• **Collected data entries**
------------------------------------------------------------------------

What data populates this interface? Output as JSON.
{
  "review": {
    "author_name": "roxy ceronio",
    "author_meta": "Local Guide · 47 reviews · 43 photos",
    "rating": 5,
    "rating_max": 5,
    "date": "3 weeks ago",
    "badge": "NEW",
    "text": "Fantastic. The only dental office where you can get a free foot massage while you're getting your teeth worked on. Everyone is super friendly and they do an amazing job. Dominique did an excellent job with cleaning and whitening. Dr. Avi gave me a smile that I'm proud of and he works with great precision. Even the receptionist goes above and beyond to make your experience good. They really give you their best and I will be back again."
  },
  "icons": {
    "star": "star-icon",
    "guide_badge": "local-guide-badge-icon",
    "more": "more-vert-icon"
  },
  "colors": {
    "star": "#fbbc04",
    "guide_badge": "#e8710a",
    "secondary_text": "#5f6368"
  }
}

------------------------------------------------------------------------

Reproduce all of the entries word for word.

What data populates this interface? Output as JSON.
{
  "review": {
    "author_name": "roxy ceronio",
    "author_meta": "Local Guide · 47 reviews · 43 photos",
    "rating": 5,
    "rating_max": 5,
    "date": "3 weeks ago",
    "badge": "NEW",
    "text": "Fantastic. The only dental office where you can get a free foot massage while you're getting your teeth worked on. Everyone is super friendly and they do an amazing job. Dominique did an excellent job with cleaning and whitening. Dr. Avi gave me a smile that I'm proud of and he works with great precision. Even the receptionist goes above and beyond to make your experience good. They really give you their best and I will be back again."
  },
  "icons": {
    "star": "star-icon",
    "guide_badge": "local-guide-badge-icon",
    "more": "more-vert-icon"
  },
  "colors": {
    "star": "#fbbc04",
    "guide_badge": "#e8710a",
    "secondary_text": "#5f6368"
  }
}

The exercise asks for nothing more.